Quote the records beneath, complete and exact. Leave out images.
▼▼▼
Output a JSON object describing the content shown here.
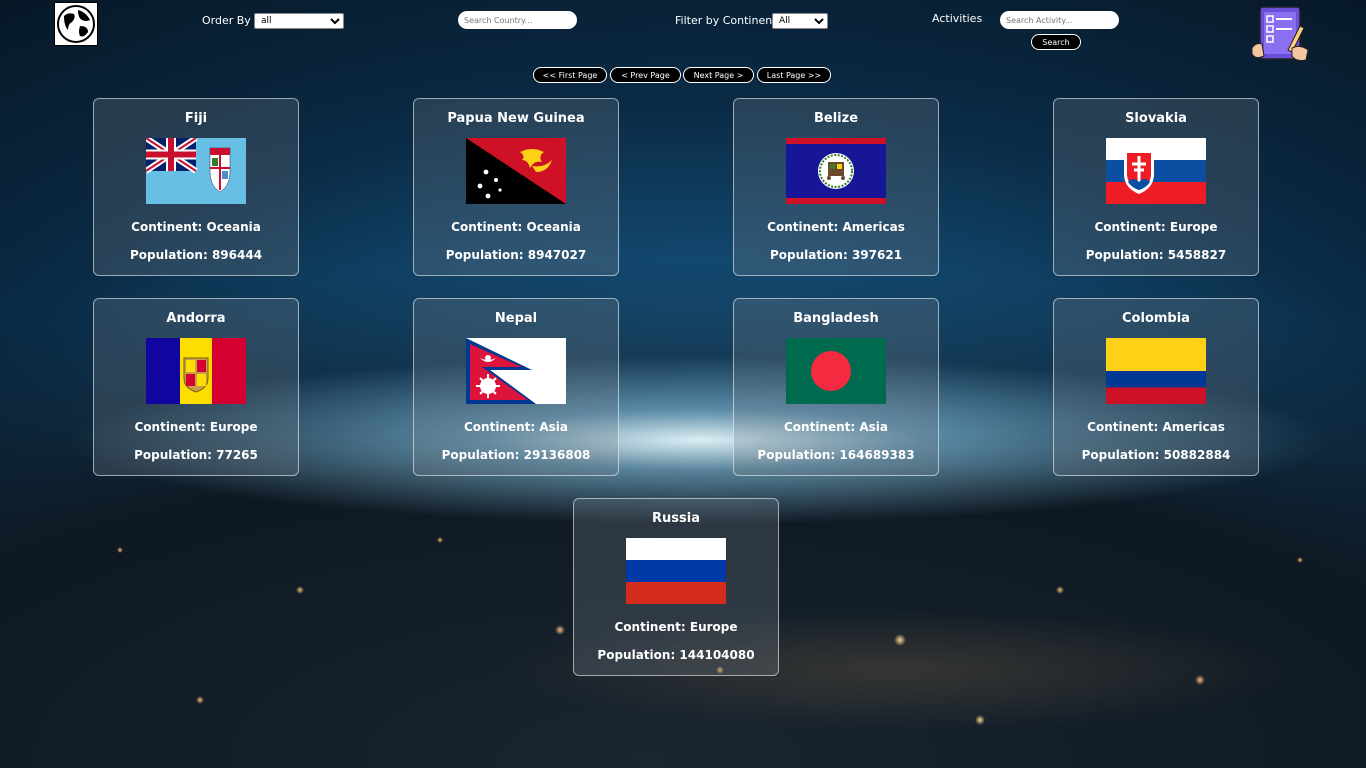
{
  "header": {
    "order_by_label": "Order By",
    "order_by_value": "all",
    "search_country_placeholder": "Search Country...",
    "filter_continent_label": "Filter by Continent",
    "filter_continent_value": "All",
    "activities_label": "Activities",
    "search_activity_placeholder": "Search Activity...",
    "search_button": "Search"
  },
  "pagination": {
    "first": "<< First Page",
    "prev": "< Prev Page",
    "next": "Next Page >",
    "last": "Last Page >>"
  },
  "countries": [
    {
      "name": "Fiji",
      "continent": "Continent: Oceania",
      "population": "Population: 896444",
      "flag": "fiji-flag"
    },
    {
      "name": "Papua New Guinea",
      "continent": "Continent: Oceania",
      "population": "Population: 8947027",
      "flag": "papua-new-guinea-flag"
    },
    {
      "name": "Belize",
      "continent": "Continent: Americas",
      "population": "Population: 397621",
      "flag": "belize-flag"
    },
    {
      "name": "Slovakia",
      "continent": "Continent: Europe",
      "population": "Population: 5458827",
      "flag": "slovakia-flag"
    },
    {
      "name": "Andorra",
      "continent": "Continent: Europe",
      "population": "Population: 77265",
      "flag": "andorra-flag"
    },
    {
      "name": "Nepal",
      "continent": "Continent: Asia",
      "population": "Population: 29136808",
      "flag": "nepal-flag"
    },
    {
      "name": "Bangladesh",
      "continent": "Continent: Asia",
      "population": "Population: 164689383",
      "flag": "bangladesh-flag"
    },
    {
      "name": "Colombia",
      "continent": "Continent: Americas",
      "population": "Population: 50882884",
      "flag": "colombia-flag"
    },
    {
      "name": "Russia",
      "continent": "Continent: Europe",
      "population": "Population: 144104080",
      "flag": "russia-flag"
    }
  ],
  "icons": {
    "logo": "globe-icon",
    "activities": "checklist-icon"
  }
}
▲▲▲
THE COMPLETED TASK
Output a JSON object describing the content shown here.
{
  "header": {
    "order_by_label": "Order By",
    "order_by_value": "all",
    "search_country_placeholder": "Search Country...",
    "filter_continent_label": "Filter by Continent",
    "filter_continent_value": "All",
    "activities_label": "Activities",
    "search_activity_placeholder": "Search Activity...",
    "search_button": "Search"
  },
  "pagination": {
    "first": "<< First Page",
    "prev": "< Prev Page",
    "next": "Next Page >",
    "last": "Last Page >>"
  },
  "countries": [
    {
      "name": "Fiji",
      "continent": "Continent: Oceania",
      "population": "Population: 896444",
      "flag": "fiji-flag"
    },
    {
      "name": "Papua New Guinea",
      "continent": "Continent: Oceania",
      "population": "Population: 8947027",
      "flag": "papua-new-guinea-flag"
    },
    {
      "name": "Belize",
      "continent": "Continent: Americas",
      "population": "Population: 397621",
      "flag": "belize-flag"
    },
    {
      "name": "Slovakia",
      "continent": "Continent: Europe",
      "population": "Population: 5458827",
      "flag": "slovakia-flag"
    },
    {
      "name": "Andorra",
      "continent": "Continent: Europe",
      "population": "Population: 77265",
      "flag": "andorra-flag"
    },
    {
      "name": "Nepal",
      "continent": "Continent: Asia",
      "population": "Population: 29136808",
      "flag": "nepal-flag"
    },
    {
      "name": "Bangladesh",
      "continent": "Continent: Asia",
      "population": "Population: 164689383",
      "flag": "bangladesh-flag"
    },
    {
      "name": "Colombia",
      "continent": "Continent: Americas",
      "population": "Population: 50882884",
      "flag": "colombia-flag"
    },
    {
      "name": "Russia",
      "continent": "Continent: Europe",
      "population": "Population: 144104080",
      "flag": "russia-flag"
    }
  ],
  "icons": {
    "logo": "globe-icon",
    "activities": "checklist-icon"
  }
}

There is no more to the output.